| Data for the task |
• • •

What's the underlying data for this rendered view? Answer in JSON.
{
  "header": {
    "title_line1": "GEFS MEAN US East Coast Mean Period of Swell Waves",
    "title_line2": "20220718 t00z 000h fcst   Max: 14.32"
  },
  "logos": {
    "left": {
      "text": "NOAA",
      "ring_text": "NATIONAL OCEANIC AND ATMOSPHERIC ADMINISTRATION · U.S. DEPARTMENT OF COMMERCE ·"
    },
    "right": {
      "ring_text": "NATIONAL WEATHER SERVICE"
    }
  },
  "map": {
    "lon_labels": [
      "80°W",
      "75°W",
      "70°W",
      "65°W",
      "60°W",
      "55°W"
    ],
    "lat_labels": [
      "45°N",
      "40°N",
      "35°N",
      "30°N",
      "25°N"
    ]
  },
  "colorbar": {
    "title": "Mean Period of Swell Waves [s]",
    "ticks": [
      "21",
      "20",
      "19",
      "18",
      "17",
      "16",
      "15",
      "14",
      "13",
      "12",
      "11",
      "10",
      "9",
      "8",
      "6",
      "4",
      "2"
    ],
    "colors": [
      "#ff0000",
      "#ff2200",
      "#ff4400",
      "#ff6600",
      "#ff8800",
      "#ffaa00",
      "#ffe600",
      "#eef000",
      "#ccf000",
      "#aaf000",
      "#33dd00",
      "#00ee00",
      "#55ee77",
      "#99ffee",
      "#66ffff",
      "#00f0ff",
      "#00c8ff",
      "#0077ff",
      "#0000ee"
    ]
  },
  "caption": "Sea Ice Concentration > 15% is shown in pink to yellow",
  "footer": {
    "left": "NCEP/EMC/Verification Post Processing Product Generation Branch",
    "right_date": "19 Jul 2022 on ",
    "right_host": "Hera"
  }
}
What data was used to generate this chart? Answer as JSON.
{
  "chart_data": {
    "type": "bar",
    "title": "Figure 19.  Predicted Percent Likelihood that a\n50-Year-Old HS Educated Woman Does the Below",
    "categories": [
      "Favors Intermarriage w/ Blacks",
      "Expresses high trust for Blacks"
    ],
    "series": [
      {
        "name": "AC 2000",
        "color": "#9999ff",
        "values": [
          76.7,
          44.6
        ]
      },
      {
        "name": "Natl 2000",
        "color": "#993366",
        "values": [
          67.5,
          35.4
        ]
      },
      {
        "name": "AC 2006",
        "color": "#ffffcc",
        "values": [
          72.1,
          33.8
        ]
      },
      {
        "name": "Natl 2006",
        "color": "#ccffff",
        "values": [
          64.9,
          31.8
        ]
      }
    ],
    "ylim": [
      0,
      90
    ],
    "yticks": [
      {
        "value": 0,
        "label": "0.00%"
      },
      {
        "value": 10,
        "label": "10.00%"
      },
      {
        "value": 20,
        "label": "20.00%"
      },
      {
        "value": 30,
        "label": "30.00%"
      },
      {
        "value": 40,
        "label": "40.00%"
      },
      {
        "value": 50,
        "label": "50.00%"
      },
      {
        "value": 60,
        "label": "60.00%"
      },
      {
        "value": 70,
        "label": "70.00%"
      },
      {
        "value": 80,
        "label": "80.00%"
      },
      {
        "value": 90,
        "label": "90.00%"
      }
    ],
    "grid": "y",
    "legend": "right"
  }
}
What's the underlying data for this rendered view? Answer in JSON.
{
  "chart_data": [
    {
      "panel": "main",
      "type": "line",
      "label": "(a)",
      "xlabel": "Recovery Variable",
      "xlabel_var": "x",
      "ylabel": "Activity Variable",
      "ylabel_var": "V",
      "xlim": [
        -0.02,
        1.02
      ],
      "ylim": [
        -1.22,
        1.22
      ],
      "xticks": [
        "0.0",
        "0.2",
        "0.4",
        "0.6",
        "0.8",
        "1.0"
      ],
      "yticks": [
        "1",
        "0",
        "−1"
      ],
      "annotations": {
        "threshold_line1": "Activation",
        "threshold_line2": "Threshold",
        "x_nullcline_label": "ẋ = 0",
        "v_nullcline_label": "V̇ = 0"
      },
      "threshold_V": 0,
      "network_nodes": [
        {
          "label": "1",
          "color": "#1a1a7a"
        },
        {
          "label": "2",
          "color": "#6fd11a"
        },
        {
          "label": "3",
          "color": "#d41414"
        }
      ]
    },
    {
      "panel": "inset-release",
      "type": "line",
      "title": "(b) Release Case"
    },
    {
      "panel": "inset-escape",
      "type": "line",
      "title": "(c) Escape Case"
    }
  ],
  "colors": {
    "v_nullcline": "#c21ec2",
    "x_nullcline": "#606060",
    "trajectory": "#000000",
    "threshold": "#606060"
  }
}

• • •

| Written task |
Show each line of the data that contains the string "panel".

| Response to this task |
      "panel": "main",
      "panel": "inset-release",
      "panel": "inset-escape",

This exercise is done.